Data excerpts
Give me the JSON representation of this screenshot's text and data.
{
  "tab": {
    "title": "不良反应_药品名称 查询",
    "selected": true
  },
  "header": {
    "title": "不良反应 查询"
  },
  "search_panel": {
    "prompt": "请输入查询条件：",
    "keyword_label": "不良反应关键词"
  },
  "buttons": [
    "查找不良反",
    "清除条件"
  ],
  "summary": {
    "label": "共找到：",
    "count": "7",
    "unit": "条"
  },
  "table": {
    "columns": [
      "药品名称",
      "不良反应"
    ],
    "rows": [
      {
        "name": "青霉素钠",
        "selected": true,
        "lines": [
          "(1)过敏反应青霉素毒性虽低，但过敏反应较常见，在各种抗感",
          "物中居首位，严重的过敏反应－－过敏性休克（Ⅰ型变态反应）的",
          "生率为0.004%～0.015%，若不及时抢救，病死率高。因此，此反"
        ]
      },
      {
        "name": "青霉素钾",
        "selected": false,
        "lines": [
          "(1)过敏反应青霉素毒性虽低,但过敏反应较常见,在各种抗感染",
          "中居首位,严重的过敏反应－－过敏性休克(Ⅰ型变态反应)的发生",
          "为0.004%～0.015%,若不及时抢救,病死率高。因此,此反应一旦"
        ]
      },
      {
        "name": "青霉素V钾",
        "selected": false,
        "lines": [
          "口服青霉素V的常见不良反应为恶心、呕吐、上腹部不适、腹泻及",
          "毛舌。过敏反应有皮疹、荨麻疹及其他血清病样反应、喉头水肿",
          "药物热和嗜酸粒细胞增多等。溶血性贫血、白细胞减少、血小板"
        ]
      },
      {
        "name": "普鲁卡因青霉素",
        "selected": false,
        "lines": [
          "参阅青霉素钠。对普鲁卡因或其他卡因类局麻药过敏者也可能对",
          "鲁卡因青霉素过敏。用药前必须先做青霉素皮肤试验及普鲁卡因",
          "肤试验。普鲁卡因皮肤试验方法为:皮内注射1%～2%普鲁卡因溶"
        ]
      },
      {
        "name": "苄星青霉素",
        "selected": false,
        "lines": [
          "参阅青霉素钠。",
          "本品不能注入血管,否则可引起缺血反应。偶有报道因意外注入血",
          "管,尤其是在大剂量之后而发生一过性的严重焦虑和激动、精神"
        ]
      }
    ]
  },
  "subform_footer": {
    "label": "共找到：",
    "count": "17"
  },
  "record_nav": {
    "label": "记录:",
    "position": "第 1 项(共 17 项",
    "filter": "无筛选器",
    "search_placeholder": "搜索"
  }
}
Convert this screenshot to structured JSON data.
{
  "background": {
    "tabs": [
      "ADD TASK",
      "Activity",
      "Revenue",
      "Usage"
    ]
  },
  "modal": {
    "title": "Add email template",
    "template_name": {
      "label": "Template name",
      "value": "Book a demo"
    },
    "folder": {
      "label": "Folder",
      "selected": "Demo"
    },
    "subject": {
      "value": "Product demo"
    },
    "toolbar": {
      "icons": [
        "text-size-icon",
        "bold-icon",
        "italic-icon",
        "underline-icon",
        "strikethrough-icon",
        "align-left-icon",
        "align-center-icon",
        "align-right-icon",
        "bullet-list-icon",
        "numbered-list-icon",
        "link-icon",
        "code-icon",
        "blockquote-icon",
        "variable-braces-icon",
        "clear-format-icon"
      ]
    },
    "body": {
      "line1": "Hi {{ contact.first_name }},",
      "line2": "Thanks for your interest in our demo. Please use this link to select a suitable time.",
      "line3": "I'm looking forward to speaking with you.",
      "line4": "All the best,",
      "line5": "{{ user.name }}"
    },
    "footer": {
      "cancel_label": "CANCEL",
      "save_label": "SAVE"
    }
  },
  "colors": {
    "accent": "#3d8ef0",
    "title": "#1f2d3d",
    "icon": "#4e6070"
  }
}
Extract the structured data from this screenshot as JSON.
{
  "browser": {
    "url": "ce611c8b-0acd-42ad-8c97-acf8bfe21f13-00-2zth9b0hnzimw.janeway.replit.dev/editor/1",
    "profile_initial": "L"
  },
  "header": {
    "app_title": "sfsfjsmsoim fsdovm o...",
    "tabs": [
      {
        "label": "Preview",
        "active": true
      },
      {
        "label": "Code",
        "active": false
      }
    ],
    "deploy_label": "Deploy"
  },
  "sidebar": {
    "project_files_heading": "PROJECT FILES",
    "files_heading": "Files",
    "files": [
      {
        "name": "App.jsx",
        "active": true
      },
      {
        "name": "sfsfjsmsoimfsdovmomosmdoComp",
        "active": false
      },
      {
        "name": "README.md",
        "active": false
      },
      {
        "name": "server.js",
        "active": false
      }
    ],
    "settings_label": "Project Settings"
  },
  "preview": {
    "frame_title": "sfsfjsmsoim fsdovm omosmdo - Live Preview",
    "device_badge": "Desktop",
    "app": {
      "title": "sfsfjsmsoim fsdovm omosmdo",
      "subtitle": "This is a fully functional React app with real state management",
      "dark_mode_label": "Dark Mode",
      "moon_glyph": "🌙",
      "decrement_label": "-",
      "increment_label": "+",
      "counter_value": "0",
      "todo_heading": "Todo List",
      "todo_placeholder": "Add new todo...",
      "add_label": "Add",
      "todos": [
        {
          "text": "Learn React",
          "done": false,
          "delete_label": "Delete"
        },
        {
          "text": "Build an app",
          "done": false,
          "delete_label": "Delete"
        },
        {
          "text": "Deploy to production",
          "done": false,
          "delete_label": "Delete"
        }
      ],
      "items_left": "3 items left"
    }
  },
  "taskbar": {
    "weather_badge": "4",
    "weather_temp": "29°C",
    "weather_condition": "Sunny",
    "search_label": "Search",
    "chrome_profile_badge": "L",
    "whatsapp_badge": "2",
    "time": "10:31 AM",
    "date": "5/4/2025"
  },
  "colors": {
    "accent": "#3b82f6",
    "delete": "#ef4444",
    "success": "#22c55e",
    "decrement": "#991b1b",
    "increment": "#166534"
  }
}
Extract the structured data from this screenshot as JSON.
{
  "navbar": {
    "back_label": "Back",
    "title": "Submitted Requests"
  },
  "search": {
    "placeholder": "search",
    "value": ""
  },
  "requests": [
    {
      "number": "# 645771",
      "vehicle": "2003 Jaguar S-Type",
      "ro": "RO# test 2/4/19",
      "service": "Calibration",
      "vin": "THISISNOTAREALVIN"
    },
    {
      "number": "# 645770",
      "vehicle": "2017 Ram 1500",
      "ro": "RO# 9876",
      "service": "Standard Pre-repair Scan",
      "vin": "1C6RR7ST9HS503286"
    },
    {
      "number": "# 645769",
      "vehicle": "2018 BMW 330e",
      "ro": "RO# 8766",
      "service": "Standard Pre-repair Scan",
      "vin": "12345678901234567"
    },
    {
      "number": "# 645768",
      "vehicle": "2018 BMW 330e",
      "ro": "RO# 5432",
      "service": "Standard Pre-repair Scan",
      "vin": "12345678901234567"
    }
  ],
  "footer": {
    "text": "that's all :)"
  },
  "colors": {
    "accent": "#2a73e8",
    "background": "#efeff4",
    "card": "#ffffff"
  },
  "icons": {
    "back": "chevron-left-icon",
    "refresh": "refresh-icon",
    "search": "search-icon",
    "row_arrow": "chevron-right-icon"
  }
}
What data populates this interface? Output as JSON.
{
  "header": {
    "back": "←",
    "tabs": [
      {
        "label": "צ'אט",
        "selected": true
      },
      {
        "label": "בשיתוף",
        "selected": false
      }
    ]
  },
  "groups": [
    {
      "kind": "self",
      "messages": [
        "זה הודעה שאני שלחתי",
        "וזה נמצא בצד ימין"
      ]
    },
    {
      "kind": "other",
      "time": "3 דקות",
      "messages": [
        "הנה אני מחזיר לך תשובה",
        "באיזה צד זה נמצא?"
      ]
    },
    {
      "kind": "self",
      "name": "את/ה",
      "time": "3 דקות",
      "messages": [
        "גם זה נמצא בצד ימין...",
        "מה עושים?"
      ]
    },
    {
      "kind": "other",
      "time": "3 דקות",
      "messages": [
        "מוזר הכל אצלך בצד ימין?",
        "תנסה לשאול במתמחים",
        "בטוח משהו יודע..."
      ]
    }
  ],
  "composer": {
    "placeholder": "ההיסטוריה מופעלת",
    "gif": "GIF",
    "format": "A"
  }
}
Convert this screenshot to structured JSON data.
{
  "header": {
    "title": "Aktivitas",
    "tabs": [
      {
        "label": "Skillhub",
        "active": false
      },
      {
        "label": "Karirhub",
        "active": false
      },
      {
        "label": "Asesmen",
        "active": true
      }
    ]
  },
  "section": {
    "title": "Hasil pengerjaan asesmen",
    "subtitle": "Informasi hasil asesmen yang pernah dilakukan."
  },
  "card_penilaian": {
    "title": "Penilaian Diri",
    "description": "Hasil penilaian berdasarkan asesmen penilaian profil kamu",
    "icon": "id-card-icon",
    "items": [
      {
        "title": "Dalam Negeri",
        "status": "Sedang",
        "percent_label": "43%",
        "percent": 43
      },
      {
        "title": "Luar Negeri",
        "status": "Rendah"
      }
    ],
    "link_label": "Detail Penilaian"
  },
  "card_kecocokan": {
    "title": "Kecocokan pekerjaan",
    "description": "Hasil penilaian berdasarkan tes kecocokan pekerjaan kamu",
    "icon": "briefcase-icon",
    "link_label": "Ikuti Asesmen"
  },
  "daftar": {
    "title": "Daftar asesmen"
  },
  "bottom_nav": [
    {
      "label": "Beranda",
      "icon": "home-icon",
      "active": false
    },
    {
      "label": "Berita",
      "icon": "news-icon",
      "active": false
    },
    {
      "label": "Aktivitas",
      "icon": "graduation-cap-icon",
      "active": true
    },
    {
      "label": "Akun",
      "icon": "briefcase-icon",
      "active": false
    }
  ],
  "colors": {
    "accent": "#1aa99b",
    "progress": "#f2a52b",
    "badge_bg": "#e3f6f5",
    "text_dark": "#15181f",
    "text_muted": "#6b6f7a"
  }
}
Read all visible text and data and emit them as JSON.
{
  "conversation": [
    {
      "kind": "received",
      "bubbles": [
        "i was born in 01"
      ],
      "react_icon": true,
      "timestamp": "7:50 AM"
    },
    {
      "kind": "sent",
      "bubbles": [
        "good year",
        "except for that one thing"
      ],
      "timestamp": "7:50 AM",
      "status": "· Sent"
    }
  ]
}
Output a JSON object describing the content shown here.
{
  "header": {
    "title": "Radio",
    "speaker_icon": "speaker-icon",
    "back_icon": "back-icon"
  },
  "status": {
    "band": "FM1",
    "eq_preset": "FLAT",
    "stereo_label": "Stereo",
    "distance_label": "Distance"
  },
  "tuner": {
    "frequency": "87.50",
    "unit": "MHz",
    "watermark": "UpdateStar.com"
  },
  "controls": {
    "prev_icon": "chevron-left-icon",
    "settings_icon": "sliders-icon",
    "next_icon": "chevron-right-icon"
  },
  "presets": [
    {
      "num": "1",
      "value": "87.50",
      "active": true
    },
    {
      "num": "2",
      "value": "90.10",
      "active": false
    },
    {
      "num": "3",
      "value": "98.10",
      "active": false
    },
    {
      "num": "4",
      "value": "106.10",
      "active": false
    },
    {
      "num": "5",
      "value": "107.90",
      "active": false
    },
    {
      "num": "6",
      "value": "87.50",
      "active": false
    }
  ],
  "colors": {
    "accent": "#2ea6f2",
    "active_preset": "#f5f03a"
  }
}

• _Set exercise_
Extract every line above that contains the word "נמצא".

• _Written reply_
        "וזה נמצא בצד ימין"
        "באיזה צד זה נמצא?"
        "גם זה נמצא בצד ימין...",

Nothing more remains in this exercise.